State how many lines contain the string "often", and write nothing else.

Stored items from a collection:
------------------------------------------------------------
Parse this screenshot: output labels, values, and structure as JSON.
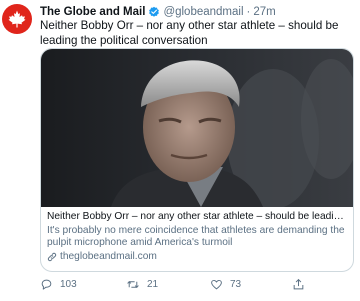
{
  "author": {
    "name": "The Globe and Mail",
    "handle": "@globeandmail",
    "separator": "·",
    "time": "27m",
    "avatar_icon": "maple-leaf-icon",
    "avatar_color": "#e0251b",
    "verified_color": "#1d9bf0"
  },
  "tweet": {
    "text": "Neither Bobby Orr – nor any other star athlete – should be leading the political conversation"
  },
  "card": {
    "title": "Neither Bobby Orr – nor any other star athlete – should be leading the ...",
    "description": "It's probably no mere coincidence that athletes are demanding the pulpit microphone amid America's turmoil",
    "domain": "theglobeandmail.com",
    "image_alt": "photo-older-man-grey-hair"
  },
  "actions": {
    "replies": "103",
    "retweets": "21",
    "likes": "73"
  },
  "colors": {
    "text": "#0f1419",
    "muted": "#5b7083",
    "border": "#cfd9de"
  }
}
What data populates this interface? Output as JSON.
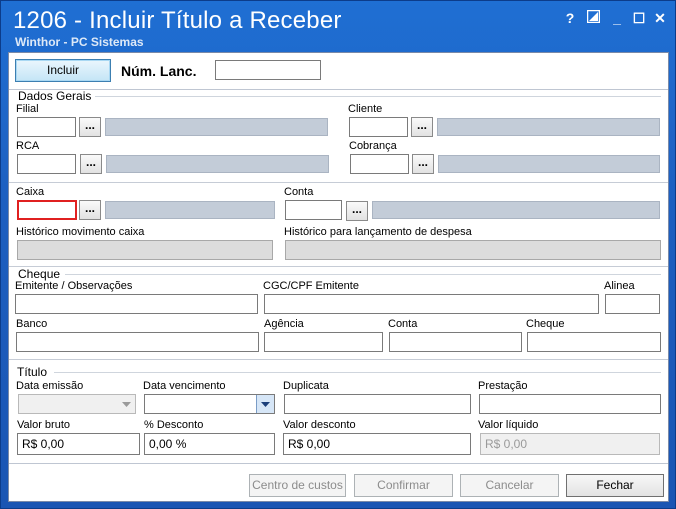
{
  "window": {
    "title": "1206 - Incluir Título a Receber",
    "subtitle": "Winthor - PC Sistemas",
    "controls": {
      "help": "?",
      "minimize": "_",
      "maximize": "☐",
      "close": "✕"
    }
  },
  "toolbar": {
    "incluir_label": "Incluir",
    "num_lanc_label": "Núm. Lanc.",
    "num_lanc_value": ""
  },
  "dados_gerais": {
    "title": "Dados Gerais",
    "filial_label": "Filial",
    "cliente_label": "Cliente",
    "rca_label": "RCA",
    "cobranca_label": "Cobrança",
    "lookup_button": "..."
  },
  "caixa": {
    "caixa_label": "Caixa",
    "conta_label": "Conta",
    "historico_caixa_label": "Histórico movimento caixa",
    "historico_despesa_label": "Histórico para lançamento de despesa"
  },
  "cheque": {
    "title": "Cheque",
    "emitente_label": "Emitente / Observações",
    "cgc_label": "CGC/CPF Emitente",
    "alinea_label": "Alinea",
    "banco_label": "Banco",
    "agencia_label": "Agência",
    "conta_label": "Conta",
    "cheque_label": "Cheque"
  },
  "titulo": {
    "title": "Título",
    "data_emissao_label": "Data emissão",
    "data_vencimento_label": "Data vencimento",
    "duplicata_label": "Duplicata",
    "prestacao_label": "Prestação",
    "valor_bruto_label": "Valor bruto",
    "valor_bruto_value": "R$ 0,00",
    "desconto_pct_label": "% Desconto",
    "desconto_pct_value": "0,00 %",
    "valor_desconto_label": "Valor desconto",
    "valor_desconto_value": "R$ 0,00",
    "valor_liquido_label": "Valor líquido",
    "valor_liquido_value": "R$ 0,00"
  },
  "footer": {
    "centro_custos_label": "Centro de custos",
    "confirmar_label": "Confirmar",
    "cancelar_label": "Cancelar",
    "fechar_label": "Fechar"
  }
}
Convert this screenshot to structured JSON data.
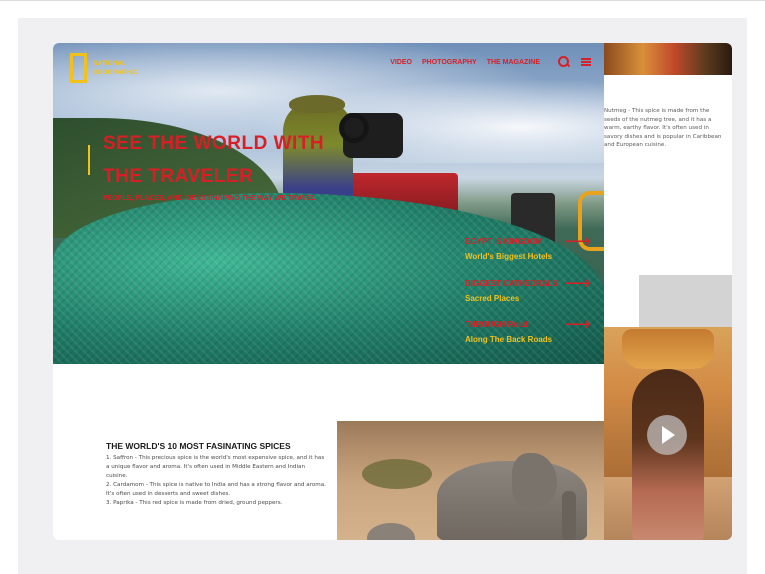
{
  "brand": {
    "name_line1": "NATIONAL",
    "name_line2": "GEOGRAPHIC"
  },
  "nav": {
    "links": [
      "VIDEO",
      "PHOTOGRAPHY",
      "THE MAGAZINE"
    ],
    "icons": [
      "search-icon",
      "menu-icon"
    ]
  },
  "hero": {
    "title_line1": "SEE THE WORLD WITH",
    "title_line2": "THE TRAVELER",
    "subtitle": "PEOPLE, PLACES, AND IDEAS SHAPING THE WAY WE TRAVEL"
  },
  "stories": [
    {
      "title": "EGYPT 'S KINGDOM",
      "subtitle": "World's Biggest Hotels"
    },
    {
      "title": "BIGGEST CATHEDRALS",
      "subtitle": "Sacred Places"
    },
    {
      "title": "THROUGH Road",
      "subtitle": "Along The Back Roads"
    }
  ],
  "sidebar": {
    "nutmeg_text": "Nutmeg - This spice is made from the seeds of the nutmeg tree, and it has a warm, earthy flavor. It's often used in savory dishes and is popular in Caribbean and European cuisine."
  },
  "spices": {
    "title": "THE  WORLD'S 10 MOST FASINATING SPICES",
    "items": [
      "1. Saffron - This precious spice is the world's most expensive spice, and it has a unique flavor and aroma. It's often used in Middle Eastern and Indian cuisine.",
      "2. Cardamom - This spice is native to India and has a strong flavor and aroma. It's often used in desserts and sweet dishes.",
      "3. Paprika - This red spice is made from dried, ground peppers."
    ]
  },
  "colors": {
    "accent_red": "#d81f26",
    "accent_yellow": "#f3c21a",
    "canvas": "#f0f0f3"
  }
}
------------------------------------------------------------
## The result:
3